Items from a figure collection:
********
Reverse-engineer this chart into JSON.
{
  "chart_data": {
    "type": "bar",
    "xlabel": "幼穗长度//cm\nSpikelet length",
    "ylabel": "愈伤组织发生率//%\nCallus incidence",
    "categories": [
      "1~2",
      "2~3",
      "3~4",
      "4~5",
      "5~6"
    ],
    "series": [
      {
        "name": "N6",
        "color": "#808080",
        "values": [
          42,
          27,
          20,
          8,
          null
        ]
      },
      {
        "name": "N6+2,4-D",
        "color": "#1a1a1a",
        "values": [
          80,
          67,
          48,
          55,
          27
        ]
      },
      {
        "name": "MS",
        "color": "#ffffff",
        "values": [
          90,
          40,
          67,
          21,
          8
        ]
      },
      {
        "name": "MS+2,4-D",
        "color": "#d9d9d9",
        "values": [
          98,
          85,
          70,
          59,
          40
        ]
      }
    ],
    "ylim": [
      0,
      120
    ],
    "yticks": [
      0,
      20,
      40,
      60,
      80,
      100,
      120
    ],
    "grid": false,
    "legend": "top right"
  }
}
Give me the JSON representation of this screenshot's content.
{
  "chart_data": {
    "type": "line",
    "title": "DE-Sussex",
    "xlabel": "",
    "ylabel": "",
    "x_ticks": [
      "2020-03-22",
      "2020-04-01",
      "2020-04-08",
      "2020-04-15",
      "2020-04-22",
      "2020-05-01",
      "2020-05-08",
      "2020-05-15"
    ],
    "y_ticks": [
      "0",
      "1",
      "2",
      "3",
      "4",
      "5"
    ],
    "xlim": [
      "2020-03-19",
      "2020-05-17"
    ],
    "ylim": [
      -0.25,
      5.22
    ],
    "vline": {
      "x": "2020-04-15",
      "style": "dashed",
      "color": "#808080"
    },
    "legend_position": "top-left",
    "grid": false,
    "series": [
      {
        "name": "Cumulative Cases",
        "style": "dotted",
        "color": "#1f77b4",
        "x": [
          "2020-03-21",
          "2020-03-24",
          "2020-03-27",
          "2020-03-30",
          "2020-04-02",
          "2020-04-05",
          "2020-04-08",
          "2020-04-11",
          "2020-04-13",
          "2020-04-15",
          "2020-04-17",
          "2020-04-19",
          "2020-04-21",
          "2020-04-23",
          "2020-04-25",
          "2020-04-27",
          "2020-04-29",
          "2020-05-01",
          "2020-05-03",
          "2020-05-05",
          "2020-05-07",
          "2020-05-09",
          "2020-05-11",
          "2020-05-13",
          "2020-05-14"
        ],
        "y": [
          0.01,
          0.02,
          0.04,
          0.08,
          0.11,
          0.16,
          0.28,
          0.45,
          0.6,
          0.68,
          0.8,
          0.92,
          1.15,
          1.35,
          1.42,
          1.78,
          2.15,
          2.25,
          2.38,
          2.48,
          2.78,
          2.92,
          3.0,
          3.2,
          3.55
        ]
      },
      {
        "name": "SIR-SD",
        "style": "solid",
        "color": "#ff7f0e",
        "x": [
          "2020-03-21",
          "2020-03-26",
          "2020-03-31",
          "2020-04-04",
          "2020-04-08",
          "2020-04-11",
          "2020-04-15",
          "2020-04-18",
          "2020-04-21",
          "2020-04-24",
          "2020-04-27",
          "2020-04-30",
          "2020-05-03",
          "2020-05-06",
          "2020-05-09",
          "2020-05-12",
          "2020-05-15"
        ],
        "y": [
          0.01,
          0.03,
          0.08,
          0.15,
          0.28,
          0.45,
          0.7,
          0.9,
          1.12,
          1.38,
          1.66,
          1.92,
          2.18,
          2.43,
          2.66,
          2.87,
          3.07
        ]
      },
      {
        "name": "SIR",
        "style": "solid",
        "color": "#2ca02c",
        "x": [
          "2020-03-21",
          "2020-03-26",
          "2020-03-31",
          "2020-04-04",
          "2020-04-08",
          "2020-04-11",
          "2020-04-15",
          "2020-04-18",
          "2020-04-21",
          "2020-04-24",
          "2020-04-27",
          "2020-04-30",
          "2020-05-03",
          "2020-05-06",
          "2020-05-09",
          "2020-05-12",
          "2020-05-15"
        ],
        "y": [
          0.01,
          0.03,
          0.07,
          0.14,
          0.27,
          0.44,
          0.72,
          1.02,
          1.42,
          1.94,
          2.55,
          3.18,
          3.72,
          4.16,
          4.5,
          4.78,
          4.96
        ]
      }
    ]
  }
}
********
• [DIRECTIVE]:
Select the lines that carry the string "JSON" and copy them.

• [FINISHED ANSWER]:
Reverse-engineer this chart into JSON.
Give me the JSON representation of this screenshot's content.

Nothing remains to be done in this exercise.